__GIVEN RECORDS__:

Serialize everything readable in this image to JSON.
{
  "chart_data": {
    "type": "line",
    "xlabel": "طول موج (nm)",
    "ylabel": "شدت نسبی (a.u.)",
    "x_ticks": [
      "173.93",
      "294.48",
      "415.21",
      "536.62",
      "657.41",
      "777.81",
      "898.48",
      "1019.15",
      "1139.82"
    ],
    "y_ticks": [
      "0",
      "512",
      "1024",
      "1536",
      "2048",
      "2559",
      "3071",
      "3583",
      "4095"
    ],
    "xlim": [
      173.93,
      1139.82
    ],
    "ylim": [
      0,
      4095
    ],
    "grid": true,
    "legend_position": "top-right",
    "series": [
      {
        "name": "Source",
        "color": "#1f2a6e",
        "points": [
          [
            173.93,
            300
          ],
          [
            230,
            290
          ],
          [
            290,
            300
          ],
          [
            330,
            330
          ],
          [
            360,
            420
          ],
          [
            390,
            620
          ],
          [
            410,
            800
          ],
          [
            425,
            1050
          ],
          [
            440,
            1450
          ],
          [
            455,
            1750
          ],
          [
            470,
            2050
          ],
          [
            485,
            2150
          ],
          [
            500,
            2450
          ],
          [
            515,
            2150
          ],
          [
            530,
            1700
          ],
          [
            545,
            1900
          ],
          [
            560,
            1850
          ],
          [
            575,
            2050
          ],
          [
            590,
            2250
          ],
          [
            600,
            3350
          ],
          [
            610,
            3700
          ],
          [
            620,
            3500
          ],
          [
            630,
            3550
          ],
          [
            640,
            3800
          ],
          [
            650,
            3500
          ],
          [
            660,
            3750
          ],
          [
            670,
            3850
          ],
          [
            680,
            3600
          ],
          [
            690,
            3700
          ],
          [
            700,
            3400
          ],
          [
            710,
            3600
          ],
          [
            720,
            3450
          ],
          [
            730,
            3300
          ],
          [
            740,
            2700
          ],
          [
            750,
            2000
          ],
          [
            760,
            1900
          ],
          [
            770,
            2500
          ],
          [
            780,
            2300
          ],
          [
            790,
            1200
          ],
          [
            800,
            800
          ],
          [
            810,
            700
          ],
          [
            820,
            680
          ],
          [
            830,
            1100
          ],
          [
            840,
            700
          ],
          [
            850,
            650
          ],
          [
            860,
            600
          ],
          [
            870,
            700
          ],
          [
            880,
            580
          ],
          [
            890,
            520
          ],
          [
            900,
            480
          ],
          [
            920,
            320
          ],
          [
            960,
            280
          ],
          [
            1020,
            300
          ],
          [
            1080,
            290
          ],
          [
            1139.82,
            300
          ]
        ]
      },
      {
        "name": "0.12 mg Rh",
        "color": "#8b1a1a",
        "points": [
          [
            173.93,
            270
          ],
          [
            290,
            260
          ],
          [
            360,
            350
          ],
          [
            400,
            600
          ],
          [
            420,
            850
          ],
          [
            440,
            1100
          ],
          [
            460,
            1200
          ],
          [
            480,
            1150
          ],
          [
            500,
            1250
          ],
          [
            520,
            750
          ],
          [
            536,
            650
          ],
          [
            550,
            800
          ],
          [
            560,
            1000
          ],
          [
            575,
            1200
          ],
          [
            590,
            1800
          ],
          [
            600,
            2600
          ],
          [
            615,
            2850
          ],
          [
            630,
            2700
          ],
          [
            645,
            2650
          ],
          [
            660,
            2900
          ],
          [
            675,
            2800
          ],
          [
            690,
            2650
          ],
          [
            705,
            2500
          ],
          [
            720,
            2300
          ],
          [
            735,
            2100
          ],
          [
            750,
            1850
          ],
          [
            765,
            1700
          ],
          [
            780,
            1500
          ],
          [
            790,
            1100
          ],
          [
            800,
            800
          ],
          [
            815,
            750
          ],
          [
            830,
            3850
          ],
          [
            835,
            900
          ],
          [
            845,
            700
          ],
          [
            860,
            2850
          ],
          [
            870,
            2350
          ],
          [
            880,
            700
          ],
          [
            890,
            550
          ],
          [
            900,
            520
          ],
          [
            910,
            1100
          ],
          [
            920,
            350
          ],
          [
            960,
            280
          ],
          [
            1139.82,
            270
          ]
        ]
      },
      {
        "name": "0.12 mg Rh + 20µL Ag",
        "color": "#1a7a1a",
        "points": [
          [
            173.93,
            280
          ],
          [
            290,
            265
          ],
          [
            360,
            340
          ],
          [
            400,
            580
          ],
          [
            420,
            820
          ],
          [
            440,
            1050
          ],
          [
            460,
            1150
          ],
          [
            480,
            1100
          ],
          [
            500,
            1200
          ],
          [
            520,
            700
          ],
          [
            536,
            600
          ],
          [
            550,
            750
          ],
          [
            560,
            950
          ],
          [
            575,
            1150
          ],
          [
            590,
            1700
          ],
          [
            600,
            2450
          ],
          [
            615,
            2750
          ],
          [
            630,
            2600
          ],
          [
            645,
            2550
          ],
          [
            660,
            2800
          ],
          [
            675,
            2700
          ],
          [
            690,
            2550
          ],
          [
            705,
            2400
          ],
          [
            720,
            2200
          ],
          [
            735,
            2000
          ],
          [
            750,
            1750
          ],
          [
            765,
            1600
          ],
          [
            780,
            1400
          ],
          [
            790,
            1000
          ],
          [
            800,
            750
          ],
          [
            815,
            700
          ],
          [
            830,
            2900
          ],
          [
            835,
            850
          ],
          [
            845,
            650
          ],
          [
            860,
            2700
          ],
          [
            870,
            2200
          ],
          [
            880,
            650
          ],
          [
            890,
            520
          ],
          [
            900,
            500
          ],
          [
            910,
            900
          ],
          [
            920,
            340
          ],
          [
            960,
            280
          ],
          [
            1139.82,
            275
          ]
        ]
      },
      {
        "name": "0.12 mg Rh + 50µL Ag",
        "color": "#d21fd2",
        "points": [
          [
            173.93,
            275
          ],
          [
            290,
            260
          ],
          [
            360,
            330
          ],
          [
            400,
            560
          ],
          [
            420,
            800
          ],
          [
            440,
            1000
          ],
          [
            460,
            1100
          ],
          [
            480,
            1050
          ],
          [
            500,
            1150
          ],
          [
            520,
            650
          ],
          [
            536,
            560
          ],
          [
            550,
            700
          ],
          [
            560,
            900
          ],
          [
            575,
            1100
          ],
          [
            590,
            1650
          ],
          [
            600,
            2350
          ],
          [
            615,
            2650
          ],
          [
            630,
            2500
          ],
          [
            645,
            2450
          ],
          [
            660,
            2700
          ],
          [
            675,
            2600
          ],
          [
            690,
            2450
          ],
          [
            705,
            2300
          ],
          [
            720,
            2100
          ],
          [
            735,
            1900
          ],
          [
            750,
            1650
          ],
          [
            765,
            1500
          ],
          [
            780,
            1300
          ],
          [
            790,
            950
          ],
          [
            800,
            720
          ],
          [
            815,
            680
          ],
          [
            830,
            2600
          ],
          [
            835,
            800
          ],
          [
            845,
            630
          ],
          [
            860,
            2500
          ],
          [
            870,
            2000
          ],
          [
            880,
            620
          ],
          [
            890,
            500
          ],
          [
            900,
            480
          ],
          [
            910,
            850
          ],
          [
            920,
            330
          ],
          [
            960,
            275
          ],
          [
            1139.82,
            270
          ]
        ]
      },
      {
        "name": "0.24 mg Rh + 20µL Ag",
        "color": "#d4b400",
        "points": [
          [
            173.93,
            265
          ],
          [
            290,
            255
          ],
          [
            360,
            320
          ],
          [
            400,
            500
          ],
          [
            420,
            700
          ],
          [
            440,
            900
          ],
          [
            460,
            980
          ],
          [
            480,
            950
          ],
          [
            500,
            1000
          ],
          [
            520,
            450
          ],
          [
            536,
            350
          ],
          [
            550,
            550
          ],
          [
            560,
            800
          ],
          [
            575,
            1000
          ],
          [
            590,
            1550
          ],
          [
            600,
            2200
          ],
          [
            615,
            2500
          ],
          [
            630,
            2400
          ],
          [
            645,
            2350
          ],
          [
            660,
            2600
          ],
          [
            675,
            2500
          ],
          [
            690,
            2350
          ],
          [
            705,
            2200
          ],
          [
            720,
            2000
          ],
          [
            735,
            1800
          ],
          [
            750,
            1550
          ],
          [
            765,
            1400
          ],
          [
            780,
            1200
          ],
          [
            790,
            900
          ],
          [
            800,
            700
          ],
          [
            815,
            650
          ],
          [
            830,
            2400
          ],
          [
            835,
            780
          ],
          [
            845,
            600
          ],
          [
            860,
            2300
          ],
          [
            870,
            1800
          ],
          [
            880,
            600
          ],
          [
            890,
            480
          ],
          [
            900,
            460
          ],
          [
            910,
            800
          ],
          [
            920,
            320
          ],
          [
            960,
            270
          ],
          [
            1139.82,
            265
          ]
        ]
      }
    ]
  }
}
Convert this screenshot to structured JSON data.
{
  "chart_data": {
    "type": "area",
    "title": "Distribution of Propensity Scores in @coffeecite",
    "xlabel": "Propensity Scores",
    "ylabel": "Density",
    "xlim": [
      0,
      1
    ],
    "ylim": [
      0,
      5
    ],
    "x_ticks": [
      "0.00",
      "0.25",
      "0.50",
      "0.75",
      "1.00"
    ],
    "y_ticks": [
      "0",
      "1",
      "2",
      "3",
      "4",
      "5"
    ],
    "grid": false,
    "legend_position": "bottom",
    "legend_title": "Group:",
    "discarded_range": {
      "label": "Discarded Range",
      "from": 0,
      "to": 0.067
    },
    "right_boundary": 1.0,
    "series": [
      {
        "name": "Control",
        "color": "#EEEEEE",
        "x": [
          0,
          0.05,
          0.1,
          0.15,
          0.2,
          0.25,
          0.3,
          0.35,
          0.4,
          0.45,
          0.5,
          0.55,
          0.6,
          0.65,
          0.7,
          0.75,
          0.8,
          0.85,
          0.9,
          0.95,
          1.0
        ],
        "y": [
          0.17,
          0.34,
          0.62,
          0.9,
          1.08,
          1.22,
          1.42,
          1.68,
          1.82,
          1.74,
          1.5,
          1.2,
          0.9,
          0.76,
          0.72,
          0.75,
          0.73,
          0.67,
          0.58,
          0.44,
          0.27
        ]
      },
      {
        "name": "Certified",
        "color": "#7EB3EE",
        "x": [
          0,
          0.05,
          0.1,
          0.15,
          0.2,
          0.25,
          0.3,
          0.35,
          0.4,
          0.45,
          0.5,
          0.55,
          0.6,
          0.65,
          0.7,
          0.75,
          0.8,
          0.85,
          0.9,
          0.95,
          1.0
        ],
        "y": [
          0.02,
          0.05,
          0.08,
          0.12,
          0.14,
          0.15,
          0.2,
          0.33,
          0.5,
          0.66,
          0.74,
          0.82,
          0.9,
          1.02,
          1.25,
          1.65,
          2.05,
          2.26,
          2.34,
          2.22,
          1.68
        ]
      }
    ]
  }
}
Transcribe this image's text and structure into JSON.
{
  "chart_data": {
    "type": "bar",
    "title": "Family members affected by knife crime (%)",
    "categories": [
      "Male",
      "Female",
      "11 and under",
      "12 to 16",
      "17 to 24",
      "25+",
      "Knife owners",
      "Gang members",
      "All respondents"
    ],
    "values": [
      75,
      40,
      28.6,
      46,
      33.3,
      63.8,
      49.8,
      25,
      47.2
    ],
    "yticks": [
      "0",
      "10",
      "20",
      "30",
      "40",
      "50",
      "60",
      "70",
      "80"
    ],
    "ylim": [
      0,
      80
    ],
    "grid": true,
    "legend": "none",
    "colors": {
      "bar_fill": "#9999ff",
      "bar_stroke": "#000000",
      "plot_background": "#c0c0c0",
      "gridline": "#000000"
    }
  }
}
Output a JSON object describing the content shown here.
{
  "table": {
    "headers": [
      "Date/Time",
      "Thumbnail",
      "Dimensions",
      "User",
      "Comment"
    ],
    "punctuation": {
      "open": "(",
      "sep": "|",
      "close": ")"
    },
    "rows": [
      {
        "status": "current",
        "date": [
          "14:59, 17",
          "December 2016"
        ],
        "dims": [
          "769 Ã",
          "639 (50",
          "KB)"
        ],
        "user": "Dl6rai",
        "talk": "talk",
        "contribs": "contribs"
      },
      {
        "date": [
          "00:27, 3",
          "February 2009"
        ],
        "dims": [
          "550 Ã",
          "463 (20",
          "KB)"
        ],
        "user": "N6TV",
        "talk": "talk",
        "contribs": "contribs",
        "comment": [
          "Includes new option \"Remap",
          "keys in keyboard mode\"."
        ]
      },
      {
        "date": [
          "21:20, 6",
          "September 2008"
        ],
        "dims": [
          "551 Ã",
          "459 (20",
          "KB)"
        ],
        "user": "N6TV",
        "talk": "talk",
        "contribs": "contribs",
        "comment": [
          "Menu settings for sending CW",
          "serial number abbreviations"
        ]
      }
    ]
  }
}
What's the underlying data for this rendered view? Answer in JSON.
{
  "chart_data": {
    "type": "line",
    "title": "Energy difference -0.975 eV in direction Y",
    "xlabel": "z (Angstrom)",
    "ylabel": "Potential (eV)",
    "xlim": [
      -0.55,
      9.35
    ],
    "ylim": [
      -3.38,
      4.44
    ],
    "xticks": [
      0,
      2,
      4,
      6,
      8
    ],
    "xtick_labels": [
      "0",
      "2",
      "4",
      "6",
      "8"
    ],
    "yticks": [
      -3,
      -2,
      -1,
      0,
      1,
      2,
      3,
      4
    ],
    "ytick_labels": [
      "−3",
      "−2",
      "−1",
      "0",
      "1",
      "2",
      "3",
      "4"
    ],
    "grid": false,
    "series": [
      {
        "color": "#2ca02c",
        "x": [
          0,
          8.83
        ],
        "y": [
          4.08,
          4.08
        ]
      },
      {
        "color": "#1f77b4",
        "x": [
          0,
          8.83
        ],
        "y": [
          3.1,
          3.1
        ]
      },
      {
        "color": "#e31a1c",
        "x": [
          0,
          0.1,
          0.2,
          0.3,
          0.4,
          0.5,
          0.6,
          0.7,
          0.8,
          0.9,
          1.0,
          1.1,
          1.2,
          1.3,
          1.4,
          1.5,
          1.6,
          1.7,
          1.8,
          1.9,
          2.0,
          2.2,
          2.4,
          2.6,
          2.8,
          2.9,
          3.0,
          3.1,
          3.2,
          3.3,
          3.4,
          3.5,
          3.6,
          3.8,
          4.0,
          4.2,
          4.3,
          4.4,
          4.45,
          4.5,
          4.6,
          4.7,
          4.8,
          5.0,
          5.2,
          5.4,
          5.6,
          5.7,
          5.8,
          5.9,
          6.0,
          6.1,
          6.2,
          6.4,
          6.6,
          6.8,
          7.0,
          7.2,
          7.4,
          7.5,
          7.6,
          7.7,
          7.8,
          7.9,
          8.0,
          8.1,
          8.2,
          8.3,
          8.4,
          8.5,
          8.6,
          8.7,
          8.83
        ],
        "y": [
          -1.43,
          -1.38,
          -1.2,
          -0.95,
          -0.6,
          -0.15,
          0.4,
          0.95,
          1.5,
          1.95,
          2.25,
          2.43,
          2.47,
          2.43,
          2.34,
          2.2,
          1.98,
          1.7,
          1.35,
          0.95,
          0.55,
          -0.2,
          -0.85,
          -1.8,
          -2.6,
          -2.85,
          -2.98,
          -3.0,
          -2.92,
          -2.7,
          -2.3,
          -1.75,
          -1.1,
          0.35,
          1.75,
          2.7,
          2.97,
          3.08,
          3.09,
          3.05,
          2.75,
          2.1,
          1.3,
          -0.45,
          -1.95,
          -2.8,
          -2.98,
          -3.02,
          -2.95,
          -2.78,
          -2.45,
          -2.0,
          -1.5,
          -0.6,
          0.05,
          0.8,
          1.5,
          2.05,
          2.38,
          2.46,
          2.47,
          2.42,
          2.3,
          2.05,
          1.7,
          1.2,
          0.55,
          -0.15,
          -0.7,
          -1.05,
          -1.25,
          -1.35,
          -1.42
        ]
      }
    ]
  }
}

__SET PROBLEM__: Return every line from the records above that holds the word "Scores".

__EXERCISE SOLUTION__:
    "title": "Distribution of Propensity Scores in @coffeecite",
    "xlabel": "Propensity Scores",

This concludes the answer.